■ **Entries**
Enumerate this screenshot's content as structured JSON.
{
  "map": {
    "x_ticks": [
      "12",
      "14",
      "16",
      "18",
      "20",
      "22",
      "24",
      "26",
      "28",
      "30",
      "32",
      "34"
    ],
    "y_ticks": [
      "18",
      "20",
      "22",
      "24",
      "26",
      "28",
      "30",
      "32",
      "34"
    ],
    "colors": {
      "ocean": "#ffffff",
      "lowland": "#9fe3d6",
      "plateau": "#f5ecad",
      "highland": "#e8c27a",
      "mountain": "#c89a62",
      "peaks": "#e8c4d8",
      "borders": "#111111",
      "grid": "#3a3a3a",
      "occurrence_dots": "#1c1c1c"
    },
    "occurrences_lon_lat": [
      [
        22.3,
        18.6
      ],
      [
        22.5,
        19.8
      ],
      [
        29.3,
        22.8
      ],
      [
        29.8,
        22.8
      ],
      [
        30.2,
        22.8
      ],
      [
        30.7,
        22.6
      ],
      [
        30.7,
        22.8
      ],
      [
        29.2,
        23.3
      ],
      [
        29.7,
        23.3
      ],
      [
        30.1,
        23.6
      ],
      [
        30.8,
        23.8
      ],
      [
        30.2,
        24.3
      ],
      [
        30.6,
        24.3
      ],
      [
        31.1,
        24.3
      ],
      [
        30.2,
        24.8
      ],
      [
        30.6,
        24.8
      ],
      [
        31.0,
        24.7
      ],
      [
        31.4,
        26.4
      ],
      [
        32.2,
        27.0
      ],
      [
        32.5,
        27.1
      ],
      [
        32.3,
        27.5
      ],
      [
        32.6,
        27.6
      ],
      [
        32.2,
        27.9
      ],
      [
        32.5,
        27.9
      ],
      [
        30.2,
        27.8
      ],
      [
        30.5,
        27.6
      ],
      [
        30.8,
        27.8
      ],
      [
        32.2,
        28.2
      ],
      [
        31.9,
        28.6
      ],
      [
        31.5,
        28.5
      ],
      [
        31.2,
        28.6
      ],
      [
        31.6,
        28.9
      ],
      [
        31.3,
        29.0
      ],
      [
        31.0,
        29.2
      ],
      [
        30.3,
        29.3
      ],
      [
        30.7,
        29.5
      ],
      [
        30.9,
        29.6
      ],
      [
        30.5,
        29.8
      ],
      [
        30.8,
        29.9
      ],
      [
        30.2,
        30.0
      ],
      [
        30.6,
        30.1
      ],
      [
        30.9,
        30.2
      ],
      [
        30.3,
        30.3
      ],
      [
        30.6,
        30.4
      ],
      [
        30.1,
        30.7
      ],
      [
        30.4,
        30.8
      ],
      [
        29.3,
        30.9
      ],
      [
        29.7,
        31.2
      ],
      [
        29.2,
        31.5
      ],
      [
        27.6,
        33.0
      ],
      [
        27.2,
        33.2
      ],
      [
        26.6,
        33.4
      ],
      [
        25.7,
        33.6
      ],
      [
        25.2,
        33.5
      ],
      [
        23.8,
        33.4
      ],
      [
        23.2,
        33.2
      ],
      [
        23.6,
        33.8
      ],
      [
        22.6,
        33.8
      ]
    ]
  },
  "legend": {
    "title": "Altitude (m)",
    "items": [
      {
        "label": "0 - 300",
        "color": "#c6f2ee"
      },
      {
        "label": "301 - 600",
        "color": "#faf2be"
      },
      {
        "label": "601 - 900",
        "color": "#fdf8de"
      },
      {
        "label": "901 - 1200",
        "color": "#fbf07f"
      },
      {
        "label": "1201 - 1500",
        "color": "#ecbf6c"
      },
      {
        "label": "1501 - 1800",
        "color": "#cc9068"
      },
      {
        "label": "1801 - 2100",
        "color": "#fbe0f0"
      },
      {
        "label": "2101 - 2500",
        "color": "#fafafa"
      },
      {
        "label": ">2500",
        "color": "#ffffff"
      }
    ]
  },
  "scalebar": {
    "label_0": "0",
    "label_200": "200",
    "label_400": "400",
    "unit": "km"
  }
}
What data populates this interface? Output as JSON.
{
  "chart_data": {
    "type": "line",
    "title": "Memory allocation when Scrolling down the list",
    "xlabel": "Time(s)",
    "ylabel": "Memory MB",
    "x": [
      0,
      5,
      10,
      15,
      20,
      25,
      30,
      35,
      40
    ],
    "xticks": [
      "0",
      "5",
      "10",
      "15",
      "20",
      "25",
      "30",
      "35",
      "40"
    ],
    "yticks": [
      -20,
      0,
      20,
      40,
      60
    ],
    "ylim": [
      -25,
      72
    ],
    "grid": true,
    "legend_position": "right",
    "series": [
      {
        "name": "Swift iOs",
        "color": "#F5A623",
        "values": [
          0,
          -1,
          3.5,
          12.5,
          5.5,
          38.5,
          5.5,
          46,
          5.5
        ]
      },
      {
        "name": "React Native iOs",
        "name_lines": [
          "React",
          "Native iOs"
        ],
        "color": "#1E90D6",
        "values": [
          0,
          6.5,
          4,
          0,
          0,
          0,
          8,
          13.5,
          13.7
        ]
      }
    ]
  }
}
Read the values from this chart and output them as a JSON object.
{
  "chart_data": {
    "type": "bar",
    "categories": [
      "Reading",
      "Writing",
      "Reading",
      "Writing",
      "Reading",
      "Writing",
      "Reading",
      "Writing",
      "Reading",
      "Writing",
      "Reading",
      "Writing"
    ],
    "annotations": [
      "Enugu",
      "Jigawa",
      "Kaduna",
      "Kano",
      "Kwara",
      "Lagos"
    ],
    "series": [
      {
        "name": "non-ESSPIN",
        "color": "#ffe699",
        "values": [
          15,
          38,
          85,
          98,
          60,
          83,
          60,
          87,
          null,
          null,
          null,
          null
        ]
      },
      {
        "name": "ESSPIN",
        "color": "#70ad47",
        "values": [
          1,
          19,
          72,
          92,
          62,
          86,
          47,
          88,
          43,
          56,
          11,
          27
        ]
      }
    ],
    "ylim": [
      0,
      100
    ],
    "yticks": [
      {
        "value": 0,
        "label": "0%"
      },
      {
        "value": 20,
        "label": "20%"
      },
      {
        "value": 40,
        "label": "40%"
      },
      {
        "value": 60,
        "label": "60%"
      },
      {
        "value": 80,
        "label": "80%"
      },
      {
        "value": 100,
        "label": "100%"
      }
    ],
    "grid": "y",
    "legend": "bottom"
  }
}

■ **Goal**
Return exactly the lines from the line bearing "Read the values" to the end of the records, inclusive of both; include no other lines.

■ **Exercise solution**
Read the values from this chart and output them as a JSON object.
{
  "chart_data": {
    "type": "bar",
    "categories": [
      "Reading",
      "Writing",
      "Reading",
      "Writing",
      "Reading",
      "Writing",
      "Reading",
      "Writing",
      "Reading",
      "Writing",
      "Reading",
      "Writing"
    ],
    "annotations": [
      "Enugu",
      "Jigawa",
      "Kaduna",
      "Kano",
      "Kwara",
      "Lagos"
    ],
    "series": [
      {
        "name": "non-ESSPIN",
        "color": "#ffe699",
        "values": [
          15,
          38,
          85,
          98,
          60,
          83,
          60,
          87,
          null,
          null,
          null,
          null
        ]
      },
      {
        "name": "ESSPIN",
        "color": "#70ad47",
        "values": [
          1,
          19,
          72,
          92,
          62,
          86,
          47,
          88,
          43,
          56,
          11,
          27
        ]
      }
    ],
    "ylim": [
      0,
      100
    ],
    "yticks": [
      {
        "value": 0,
        "label": "0%"
      },
      {
        "value": 20,
        "label": "20%"
      },
      {
        "value": 40,
        "label": "40%"
      },
      {
        "value": 60,
        "label": "60%"
      },
      {
        "value": 80,
        "label": "80%"
      },
      {
        "value": 100,
        "label": "100%"
      }
    ],
    "grid": "y",
    "legend": "bottom"
  }
}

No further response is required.